WHAT IS BEING ASKED :: Each line of the material below should be reproduced exactly.

Entries from a dataset
START
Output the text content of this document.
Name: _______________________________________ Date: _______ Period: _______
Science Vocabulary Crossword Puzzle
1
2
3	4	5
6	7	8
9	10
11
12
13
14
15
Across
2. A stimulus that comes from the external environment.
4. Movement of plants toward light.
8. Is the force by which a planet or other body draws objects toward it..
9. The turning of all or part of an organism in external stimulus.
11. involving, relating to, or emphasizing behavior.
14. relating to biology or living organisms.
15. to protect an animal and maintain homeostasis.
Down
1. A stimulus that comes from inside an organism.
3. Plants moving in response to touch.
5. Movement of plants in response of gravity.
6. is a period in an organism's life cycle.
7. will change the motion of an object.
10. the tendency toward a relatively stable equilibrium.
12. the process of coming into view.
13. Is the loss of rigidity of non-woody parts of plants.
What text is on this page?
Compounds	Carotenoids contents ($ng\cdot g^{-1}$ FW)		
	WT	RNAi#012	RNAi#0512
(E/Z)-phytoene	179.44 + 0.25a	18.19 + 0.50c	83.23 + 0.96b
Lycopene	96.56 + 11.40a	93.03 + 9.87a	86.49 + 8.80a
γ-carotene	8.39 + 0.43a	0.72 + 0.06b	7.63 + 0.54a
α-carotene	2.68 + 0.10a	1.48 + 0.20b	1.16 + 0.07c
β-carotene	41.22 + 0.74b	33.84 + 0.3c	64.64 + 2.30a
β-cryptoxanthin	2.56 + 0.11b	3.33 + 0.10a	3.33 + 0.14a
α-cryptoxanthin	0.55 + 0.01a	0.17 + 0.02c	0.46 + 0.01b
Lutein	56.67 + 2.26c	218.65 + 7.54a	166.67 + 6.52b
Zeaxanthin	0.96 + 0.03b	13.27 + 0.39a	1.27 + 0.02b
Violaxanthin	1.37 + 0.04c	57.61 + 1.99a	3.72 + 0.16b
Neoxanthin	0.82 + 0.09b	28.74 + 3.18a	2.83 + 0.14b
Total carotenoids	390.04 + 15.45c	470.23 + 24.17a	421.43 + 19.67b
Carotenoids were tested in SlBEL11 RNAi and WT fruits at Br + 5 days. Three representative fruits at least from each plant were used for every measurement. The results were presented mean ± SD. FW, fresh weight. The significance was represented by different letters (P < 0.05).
END
EXERCISE RESPONSE ::
Output the text content of this document.
Name: _______________________________________ Date: _______ Period: _______
Science Vocabulary Crossword Puzzle
1
2
3	4	5
6	7	8
9	10
11
12
13
14
15
Across
2. A stimulus that comes from the external environment.
4. Movement of plants toward light.
8. Is the force by which a planet or other body draws objects toward it..
9. The turning of all or part of an organism in external stimulus.
11. involving, relating to, or emphasizing behavior.
14. relating to biology or living organisms.
15. to protect an animal and maintain homeostasis.
Down
1. A stimulus that comes from inside an organism.
3. Plants moving in response to touch.
5. Movement of plants in response of gravity.
6. is a period in an organism's life cycle.
7. will change the motion of an object.
10. the tendency toward a relatively stable equilibrium.
12. the process of coming into view.
13. Is the loss of rigidity of non-woody parts of plants.
What text is on this page?
Compounds	Carotenoids contents ($ng\cdot g^{-1}$ FW)		
	WT	RNAi#012	RNAi#0512
(E/Z)-phytoene	179.44 + 0.25a	18.19 + 0.50c	83.23 + 0.96b
Lycopene	96.56 + 11.40a	93.03 + 9.87a	86.49 + 8.80a
γ-carotene	8.39 + 0.43a	0.72 + 0.06b	7.63 + 0.54a
α-carotene	2.68 + 0.10a	1.48 + 0.20b	1.16 + 0.07c
β-carotene	41.22 + 0.74b	33.84 + 0.3c	64.64 + 2.30a
β-cryptoxanthin	2.56 + 0.11b	3.33 + 0.10a	3.33 + 0.14a
α-cryptoxanthin	0.55 + 0.01a	0.17 + 0.02c	0.46 + 0.01b
Lutein	56.67 + 2.26c	218.65 + 7.54a	166.67 + 6.52b
Zeaxanthin	0.96 + 0.03b	13.27 + 0.39a	1.27 + 0.02b
Violaxanthin	1.37 + 0.04c	57.61 + 1.99a	3.72 + 0.16b
Neoxanthin	0.82 + 0.09b	28.74 + 3.18a	2.83 + 0.14b
Total carotenoids	390.04 + 15.45c	470.23 + 24.17a	421.43 + 19.67b
Carotenoids were tested in SlBEL11 RNAi and WT fruits at Br + 5 days. Three representative fruits at least from each plant were used for every measurement. The results were presented mean ± SD. FW, fresh weight. The significance was represented by different letters (P < 0.05).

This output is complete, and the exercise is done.